> _GIVEN PROBLEM_
Look through the listing and locate every line containing the word "porta"; copy those lines.

> _DATASET ROWS_
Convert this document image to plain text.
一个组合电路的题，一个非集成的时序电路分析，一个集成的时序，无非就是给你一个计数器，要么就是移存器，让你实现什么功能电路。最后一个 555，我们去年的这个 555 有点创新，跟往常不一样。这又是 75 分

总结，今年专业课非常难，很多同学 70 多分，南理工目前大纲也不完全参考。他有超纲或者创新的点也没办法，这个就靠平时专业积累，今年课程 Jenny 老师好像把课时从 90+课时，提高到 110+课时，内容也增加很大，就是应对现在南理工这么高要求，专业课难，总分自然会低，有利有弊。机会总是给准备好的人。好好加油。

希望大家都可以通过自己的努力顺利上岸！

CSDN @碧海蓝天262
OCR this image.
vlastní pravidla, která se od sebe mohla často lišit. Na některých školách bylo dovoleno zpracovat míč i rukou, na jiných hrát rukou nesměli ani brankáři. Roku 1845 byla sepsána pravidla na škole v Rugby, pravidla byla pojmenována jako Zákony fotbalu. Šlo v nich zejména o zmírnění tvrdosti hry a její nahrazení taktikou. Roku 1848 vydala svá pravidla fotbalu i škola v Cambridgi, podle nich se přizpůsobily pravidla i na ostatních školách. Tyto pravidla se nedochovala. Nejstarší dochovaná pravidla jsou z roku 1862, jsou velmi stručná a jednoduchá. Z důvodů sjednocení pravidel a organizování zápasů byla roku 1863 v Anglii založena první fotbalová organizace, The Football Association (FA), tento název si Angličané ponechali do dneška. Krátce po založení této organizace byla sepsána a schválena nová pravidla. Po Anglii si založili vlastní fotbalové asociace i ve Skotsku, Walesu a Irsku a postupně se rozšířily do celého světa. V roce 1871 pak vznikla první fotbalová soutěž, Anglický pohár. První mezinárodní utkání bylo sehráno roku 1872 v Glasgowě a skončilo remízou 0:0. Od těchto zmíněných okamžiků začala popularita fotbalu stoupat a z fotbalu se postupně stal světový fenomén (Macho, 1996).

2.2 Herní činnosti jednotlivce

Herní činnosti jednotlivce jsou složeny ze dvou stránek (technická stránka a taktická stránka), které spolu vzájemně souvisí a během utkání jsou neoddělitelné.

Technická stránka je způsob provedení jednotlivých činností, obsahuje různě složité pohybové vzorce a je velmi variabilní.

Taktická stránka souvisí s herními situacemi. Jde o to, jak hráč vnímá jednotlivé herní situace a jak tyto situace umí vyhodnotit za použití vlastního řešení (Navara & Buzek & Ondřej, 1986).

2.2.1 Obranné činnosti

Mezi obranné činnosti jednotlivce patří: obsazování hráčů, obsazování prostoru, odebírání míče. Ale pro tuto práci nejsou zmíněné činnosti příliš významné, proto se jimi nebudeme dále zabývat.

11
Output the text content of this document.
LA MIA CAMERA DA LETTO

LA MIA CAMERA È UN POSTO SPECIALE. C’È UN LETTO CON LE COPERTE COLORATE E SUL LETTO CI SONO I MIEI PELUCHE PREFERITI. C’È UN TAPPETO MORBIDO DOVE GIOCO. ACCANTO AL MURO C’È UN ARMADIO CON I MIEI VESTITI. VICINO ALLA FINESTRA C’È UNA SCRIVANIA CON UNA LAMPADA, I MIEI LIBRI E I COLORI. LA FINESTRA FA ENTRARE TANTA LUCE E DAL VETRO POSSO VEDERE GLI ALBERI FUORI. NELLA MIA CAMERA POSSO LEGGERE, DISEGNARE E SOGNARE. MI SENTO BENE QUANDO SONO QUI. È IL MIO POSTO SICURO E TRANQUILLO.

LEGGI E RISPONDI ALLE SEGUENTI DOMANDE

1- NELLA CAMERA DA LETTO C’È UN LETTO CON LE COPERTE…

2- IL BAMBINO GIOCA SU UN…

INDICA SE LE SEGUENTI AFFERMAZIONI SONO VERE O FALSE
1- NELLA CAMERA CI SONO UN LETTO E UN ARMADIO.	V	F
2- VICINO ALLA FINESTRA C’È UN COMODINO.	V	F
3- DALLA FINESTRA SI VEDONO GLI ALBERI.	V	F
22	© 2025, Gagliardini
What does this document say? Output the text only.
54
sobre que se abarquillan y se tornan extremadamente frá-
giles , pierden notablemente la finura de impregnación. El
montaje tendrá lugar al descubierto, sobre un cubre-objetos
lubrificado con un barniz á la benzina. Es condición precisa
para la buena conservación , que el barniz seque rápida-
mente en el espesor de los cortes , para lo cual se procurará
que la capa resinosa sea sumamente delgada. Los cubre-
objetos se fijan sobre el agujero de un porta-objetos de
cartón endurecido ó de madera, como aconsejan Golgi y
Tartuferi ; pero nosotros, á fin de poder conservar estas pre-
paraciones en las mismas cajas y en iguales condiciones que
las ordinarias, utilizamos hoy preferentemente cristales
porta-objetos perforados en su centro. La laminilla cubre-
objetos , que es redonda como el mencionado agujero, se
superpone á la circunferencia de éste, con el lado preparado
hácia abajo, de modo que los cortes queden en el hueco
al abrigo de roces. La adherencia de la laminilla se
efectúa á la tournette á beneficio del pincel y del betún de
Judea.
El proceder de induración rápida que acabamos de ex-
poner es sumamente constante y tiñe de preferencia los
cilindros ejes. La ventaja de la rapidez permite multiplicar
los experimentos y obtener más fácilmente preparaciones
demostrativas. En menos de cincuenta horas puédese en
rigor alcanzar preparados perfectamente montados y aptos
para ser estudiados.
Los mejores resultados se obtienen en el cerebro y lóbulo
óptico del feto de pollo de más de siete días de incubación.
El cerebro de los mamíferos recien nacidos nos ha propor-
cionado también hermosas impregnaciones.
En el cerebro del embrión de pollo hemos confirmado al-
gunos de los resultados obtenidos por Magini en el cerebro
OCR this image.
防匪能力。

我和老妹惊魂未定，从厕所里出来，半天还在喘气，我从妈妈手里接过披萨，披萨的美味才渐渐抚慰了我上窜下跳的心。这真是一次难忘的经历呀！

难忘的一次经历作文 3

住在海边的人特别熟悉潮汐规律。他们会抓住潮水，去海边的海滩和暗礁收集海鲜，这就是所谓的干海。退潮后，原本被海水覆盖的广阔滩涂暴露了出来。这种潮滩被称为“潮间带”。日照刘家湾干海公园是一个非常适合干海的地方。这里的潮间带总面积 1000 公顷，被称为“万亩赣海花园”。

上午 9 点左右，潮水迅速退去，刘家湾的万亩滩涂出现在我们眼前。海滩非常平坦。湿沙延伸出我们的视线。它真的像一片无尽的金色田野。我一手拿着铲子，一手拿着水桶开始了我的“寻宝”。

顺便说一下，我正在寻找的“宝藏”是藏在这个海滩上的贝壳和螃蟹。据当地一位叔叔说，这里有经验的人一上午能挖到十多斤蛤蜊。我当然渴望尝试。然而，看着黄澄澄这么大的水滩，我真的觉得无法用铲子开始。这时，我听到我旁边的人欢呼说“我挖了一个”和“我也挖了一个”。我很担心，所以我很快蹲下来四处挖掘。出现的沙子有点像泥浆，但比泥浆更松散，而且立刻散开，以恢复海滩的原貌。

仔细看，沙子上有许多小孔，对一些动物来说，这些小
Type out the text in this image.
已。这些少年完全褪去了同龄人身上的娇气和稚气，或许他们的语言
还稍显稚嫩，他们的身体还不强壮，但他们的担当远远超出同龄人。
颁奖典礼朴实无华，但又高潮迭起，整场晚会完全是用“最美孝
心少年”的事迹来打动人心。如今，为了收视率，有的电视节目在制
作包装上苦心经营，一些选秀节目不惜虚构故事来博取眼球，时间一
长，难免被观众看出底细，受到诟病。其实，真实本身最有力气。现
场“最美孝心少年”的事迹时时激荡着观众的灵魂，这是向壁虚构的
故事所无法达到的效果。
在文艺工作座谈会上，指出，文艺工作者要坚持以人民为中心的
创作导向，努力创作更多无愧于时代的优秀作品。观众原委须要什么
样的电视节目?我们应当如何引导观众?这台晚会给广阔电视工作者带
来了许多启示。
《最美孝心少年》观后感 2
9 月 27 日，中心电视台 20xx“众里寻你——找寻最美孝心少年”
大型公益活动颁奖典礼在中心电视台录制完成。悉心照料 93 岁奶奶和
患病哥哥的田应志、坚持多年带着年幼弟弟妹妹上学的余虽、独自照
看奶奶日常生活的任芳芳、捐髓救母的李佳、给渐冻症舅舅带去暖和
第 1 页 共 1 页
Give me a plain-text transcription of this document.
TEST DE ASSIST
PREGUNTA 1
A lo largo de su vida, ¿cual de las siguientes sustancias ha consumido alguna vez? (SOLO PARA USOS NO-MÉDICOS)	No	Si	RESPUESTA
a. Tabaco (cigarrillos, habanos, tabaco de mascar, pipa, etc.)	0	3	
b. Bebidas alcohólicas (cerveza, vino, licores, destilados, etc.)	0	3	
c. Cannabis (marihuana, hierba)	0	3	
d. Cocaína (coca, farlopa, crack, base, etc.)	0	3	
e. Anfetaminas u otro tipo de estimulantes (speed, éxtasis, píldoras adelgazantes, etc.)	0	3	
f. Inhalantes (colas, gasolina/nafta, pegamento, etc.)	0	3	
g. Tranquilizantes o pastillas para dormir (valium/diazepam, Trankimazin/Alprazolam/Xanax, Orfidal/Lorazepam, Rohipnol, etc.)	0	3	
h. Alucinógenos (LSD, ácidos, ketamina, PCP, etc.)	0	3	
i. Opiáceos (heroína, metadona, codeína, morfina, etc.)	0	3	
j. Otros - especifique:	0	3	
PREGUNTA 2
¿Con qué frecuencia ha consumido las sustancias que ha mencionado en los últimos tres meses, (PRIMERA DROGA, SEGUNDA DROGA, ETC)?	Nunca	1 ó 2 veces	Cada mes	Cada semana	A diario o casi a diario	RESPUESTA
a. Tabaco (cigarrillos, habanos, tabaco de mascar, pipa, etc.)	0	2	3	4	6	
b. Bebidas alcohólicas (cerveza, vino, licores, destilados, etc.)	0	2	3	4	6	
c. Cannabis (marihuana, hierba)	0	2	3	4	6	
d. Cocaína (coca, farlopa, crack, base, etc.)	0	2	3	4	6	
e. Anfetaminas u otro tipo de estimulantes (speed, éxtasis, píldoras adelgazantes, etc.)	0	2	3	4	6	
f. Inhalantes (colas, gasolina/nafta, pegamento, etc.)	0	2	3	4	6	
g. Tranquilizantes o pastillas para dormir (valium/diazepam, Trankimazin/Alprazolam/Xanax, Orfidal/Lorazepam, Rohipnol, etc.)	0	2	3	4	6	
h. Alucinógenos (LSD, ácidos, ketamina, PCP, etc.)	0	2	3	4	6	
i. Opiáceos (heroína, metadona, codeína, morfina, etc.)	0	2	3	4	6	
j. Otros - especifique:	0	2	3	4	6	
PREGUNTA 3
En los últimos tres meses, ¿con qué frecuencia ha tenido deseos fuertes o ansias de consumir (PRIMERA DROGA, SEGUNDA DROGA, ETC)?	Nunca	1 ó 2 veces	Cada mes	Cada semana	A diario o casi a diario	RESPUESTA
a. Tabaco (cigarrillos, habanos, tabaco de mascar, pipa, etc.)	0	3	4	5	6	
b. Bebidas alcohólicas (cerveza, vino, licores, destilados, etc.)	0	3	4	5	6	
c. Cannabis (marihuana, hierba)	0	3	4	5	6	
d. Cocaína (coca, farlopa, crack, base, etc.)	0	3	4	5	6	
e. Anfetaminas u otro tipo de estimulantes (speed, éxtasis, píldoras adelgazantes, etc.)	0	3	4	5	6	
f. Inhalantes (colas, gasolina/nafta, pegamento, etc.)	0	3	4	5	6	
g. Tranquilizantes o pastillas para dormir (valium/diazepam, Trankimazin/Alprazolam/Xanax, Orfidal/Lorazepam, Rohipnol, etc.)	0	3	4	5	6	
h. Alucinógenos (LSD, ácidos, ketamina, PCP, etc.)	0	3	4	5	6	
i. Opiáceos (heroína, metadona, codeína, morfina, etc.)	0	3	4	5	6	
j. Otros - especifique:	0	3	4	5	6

> _FINAL RESULT_
objetos se fijan sobre el agujero de un porta-objetos de
porta-objetos perforados en su centro. La laminilla cubre-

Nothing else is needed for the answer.